WHAT TO PRODUCE:
Read the data and repeat all of it exactly.

LISTING:
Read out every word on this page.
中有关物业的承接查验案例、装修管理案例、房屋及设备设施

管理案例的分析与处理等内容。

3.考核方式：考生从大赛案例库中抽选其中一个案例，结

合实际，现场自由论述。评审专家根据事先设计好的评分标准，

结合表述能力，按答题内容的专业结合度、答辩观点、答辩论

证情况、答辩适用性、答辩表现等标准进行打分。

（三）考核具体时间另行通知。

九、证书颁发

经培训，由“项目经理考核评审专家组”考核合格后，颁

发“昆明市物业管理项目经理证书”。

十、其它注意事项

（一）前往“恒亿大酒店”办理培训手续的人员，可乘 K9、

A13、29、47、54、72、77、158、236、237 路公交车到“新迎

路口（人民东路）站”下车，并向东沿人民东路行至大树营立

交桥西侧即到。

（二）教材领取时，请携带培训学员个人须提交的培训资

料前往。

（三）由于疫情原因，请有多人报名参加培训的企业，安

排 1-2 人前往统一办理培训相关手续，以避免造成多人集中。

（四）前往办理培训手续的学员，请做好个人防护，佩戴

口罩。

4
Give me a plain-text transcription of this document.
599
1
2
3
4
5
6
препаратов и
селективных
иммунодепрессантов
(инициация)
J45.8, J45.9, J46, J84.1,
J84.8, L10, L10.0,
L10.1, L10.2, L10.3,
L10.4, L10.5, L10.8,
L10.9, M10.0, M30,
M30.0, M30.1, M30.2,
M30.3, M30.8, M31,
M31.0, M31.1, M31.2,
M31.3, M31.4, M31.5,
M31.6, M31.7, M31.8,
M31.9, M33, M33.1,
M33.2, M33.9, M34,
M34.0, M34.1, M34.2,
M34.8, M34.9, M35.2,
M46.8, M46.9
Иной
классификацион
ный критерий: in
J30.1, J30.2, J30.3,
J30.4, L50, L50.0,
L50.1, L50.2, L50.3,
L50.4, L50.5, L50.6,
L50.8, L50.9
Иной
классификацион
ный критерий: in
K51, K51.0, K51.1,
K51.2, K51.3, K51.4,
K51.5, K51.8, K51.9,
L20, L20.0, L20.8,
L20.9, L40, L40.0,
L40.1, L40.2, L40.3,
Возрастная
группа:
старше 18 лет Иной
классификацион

OUTPUT:
Read out every word on this page.
中有关物业的承接查验案例、装修管理案例、房屋及设备设施

管理案例的分析与处理等内容。

3.考核方式：考生从大赛案例库中抽选其中一个案例，结

合实际，现场自由论述。评审专家根据事先设计好的评分标准，

结合表述能力，按答题内容的专业结合度、答辩观点、答辩论

证情况、答辩适用性、答辩表现等标准进行打分。

（三）考核具体时间另行通知。

九、证书颁发

经培训，由“项目经理考核评审专家组”考核合格后，颁

发“昆明市物业管理项目经理证书”。

十、其它注意事项

（一）前往“恒亿大酒店”办理培训手续的人员，可乘 K9、

A13、29、47、54、72、77、158、236、237 路公交车到“新迎

路口（人民东路）站”下车，并向东沿人民东路行至大树营立

交桥西侧即到。

（二）教材领取时，请携带培训学员个人须提交的培训资

料前往。

（三）由于疫情原因，请有多人报名参加培训的企业，安

排 1-2 人前往统一办理培训相关手续，以避免造成多人集中。

（四）前往办理培训手续的学员，请做好个人防护，佩戴

口罩。

4
Give me a plain-text transcription of this document.
599
1
2
3
4
5
6
препаратов и
селективных
иммунодепрессантов
(инициация)
J45.8, J45.9, J46, J84.1,
J84.8, L10, L10.0,
L10.1, L10.2, L10.3,
L10.4, L10.5, L10.8,
L10.9, M10.0, M30,
M30.0, M30.1, M30.2,
M30.3, M30.8, M31,
M31.0, M31.1, M31.2,
M31.3, M31.4, M31.5,
M31.6, M31.7, M31.8,
M31.9, M33, M33.1,
M33.2, M33.9, M34,
M34.0, M34.1, M34.2,
M34.8, M34.9, M35.2,
M46.8, M46.9
Иной
классификацион
ный критерий: in
J30.1, J30.2, J30.3,
J30.4, L50, L50.0,
L50.1, L50.2, L50.3,
L50.4, L50.5, L50.6,
L50.8, L50.9
Иной
классификацион
ный критерий: in
K51, K51.0, K51.1,
K51.2, K51.3, K51.4,
K51.5, K51.8, K51.9,
L20, L20.0, L20.8,
L20.9, L40, L40.0,
L40.1, L40.2, L40.3,
Возрастная
группа:
старше 18 лет Иной
классификацион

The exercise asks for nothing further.